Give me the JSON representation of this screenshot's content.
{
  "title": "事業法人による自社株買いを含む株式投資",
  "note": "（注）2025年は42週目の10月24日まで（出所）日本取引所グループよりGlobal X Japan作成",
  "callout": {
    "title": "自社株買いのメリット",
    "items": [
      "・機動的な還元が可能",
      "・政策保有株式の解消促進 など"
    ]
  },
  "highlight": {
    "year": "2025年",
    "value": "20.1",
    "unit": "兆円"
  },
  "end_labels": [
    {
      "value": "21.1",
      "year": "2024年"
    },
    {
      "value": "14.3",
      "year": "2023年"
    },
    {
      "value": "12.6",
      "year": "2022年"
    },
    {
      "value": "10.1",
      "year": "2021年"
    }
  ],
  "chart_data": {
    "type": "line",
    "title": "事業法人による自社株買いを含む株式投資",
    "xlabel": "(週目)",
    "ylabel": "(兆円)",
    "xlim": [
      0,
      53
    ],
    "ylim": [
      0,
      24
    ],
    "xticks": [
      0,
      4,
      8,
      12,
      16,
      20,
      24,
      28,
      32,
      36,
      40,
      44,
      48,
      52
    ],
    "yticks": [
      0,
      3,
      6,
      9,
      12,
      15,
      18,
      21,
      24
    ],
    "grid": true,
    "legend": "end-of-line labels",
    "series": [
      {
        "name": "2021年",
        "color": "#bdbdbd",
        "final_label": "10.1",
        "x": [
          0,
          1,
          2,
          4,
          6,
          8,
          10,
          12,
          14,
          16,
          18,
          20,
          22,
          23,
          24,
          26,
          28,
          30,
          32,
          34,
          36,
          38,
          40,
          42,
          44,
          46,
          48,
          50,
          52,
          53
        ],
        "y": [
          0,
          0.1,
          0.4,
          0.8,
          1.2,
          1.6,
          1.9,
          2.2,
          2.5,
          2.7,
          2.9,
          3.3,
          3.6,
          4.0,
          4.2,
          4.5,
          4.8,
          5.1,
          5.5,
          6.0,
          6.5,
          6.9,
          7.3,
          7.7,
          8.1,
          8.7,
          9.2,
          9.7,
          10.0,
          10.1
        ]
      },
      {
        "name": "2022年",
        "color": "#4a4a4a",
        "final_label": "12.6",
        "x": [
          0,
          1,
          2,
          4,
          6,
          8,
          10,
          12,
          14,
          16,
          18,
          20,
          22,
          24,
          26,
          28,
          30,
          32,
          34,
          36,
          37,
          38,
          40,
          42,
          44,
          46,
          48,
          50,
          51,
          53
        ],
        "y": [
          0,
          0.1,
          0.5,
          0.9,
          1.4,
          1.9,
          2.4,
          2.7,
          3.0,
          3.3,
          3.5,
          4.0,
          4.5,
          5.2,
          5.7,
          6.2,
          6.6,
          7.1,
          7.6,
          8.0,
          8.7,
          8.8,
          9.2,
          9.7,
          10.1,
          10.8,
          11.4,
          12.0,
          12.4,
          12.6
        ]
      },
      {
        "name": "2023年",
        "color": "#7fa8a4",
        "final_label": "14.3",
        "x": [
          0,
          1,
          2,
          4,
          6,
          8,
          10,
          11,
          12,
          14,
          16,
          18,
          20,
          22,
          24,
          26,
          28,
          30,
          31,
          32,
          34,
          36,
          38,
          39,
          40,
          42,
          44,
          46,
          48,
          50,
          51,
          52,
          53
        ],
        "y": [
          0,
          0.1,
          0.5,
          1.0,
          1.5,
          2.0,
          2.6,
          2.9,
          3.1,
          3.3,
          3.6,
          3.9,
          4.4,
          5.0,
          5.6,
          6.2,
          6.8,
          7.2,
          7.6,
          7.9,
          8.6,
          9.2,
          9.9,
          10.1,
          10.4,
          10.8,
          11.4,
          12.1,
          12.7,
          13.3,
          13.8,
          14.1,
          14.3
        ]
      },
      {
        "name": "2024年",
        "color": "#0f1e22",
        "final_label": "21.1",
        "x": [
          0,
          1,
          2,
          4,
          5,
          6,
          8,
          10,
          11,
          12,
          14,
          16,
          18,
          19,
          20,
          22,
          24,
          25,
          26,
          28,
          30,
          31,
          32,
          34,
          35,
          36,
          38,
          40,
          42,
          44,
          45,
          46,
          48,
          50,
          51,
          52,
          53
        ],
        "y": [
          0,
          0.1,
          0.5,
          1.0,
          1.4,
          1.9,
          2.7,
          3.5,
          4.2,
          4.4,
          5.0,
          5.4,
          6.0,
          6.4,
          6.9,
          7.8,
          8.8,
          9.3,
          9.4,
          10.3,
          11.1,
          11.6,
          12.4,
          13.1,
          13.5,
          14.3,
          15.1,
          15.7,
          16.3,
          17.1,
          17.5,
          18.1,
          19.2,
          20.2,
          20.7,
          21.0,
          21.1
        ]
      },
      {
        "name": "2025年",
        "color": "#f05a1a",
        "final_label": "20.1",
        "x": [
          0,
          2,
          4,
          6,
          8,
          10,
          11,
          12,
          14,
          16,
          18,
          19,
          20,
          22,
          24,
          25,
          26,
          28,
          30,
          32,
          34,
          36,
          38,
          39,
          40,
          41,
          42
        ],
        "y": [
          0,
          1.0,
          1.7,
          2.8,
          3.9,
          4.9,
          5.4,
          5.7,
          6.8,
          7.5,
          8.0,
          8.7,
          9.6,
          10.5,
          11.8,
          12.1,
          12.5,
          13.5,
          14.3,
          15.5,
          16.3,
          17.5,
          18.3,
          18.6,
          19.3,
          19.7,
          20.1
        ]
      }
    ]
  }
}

- - - - -

What you have to do >> All of the material must be reproduced exactly.

Result for this task >>
Give me the JSON representation of this screenshot's content.
{
  "title": "事業法人による自社株買いを含む株式投資",
  "note": "（注）2025年は42週目の10月24日まで（出所）日本取引所グループよりGlobal X Japan作成",
  "callout": {
    "title": "自社株買いのメリット",
    "items": [
      "・機動的な還元が可能",
      "・政策保有株式の解消促進 など"
    ]
  },
  "highlight": {
    "year": "2025年",
    "value": "20.1",
    "unit": "兆円"
  },
  "end_labels": [
    {
      "value": "21.1",
      "year": "2024年"
    },
    {
      "value": "14.3",
      "year": "2023年"
    },
    {
      "value": "12.6",
      "year": "2022年"
    },
    {
      "value": "10.1",
      "year": "2021年"
    }
  ],
  "chart_data": {
    "type": "line",
    "title": "事業法人による自社株買いを含む株式投資",
    "xlabel": "(週目)",
    "ylabel": "(兆円)",
    "xlim": [
      0,
      53
    ],
    "ylim": [
      0,
      24
    ],
    "xticks": [
      0,
      4,
      8,
      12,
      16,
      20,
      24,
      28,
      32,
      36,
      40,
      44,
      48,
      52
    ],
    "yticks": [
      0,
      3,
      6,
      9,
      12,
      15,
      18,
      21,
      24
    ],
    "grid": true,
    "legend": "end-of-line labels",
    "series": [
      {
        "name": "2021年",
        "color": "#bdbdbd",
        "final_label": "10.1",
        "x": [
          0,
          1,
          2,
          4,
          6,
          8,
          10,
          12,
          14,
          16,
          18,
          20,
          22,
          23,
          24,
          26,
          28,
          30,
          32,
          34,
          36,
          38,
          40,
          42,
          44,
          46,
          48,
          50,
          52,
          53
        ],
        "y": [
          0,
          0.1,
          0.4,
          0.8,
          1.2,
          1.6,
          1.9,
          2.2,
          2.5,
          2.7,
          2.9,
          3.3,
          3.6,
          4.0,
          4.2,
          4.5,
          4.8,
          5.1,
          5.5,
          6.0,
          6.5,
          6.9,
          7.3,
          7.7,
          8.1,
          8.7,
          9.2,
          9.7,
          10.0,
          10.1
        ]
      },
      {
        "name": "2022年",
        "color": "#4a4a4a",
        "final_label": "12.6",
        "x": [
          0,
          1,
          2,
          4,
          6,
          8,
          10,
          12,
          14,
          16,
          18,
          20,
          22,
          24,
          26,
          28,
          30,
          32,
          34,
          36,
          37,
          38,
          40,
          42,
          44,
          46,
          48,
          50,
          51,
          53
        ],
        "y": [
          0,
          0.1,
          0.5,
          0.9,
          1.4,
          1.9,
          2.4,
          2.7,
          3.0,
          3.3,
          3.5,
          4.0,
          4.5,
          5.2,
          5.7,
          6.2,
          6.6,
          7.1,
          7.6,
          8.0,
          8.7,
          8.8,
          9.2,
          9.7,
          10.1,
          10.8,
          11.4,
          12.0,
          12.4,
          12.6
        ]
      },
      {
        "name": "2023年",
        "color": "#7fa8a4",
        "final_label": "14.3",
        "x": [
          0,
          1,
          2,
          4,
          6,
          8,
          10,
          11,
          12,
          14,
          16,
          18,
          20,
          22,
          24,
          26,
          28,
          30,
          31,
          32,
          34,
          36,
          38,
          39,
          40,
          42,
          44,
          46,
          48,
          50,
          51,
          52,
          53
        ],
        "y": [
          0,
          0.1,
          0.5,
          1.0,
          1.5,
          2.0,
          2.6,
          2.9,
          3.1,
          3.3,
          3.6,
          3.9,
          4.4,
          5.0,
          5.6,
          6.2,
          6.8,
          7.2,
          7.6,
          7.9,
          8.6,
          9.2,
          9.9,
          10.1,
          10.4,
          10.8,
          11.4,
          12.1,
          12.7,
          13.3,
          13.8,
          14.1,
          14.3
        ]
      },
      {
        "name": "2024年",
        "color": "#0f1e22",
        "final_label": "21.1",
        "x": [
          0,
          1,
          2,
          4,
          5,
          6,
          8,
          10,
          11,
          12,
          14,
          16,
          18,
          19,
          20,
          22,
          24,
          25,
          26,
          28,
          30,
          31,
          32,
          34,
          35,
          36,
          38,
          40,
          42,
          44,
          45,
          46,
          48,
          50,
          51,
          52,
          53
        ],
        "y": [
          0,
          0.1,
          0.5,
          1.0,
          1.4,
          1.9,
          2.7,
          3.5,
          4.2,
          4.4,
          5.0,
          5.4,
          6.0,
          6.4,
          6.9,
          7.8,
          8.8,
          9.3,
          9.4,
          10.3,
          11.1,
          11.6,
          12.4,
          13.1,
          13.5,
          14.3,
          15.1,
          15.7,
          16.3,
          17.1,
          17.5,
          18.1,
          19.2,
          20.2,
          20.7,
          21.0,
          21.1
        ]
      },
      {
        "name": "2025年",
        "color": "#f05a1a",
        "final_label": "20.1",
        "x": [
          0,
          2,
          4,
          6,
          8,
          10,
          11,
          12,
          14,
          16,
          18,
          19,
          20,
          22,
          24,
          25,
          26,
          28,
          30,
          32,
          34,
          36,
          38,
          39,
          40,
          41,
          42
        ],
        "y": [
          0,
          1.0,
          1.7,
          2.8,
          3.9,
          4.9,
          5.4,
          5.7,
          6.8,
          7.5,
          8.0,
          8.7,
          9.6,
          10.5,
          11.8,
          12.1,
          12.5,
          13.5,
          14.3,
          15.5,
          16.3,
          17.5,
          18.3,
          18.6,
          19.3,
          19.7,
          20.1
        ]
      }
    ]
  }
}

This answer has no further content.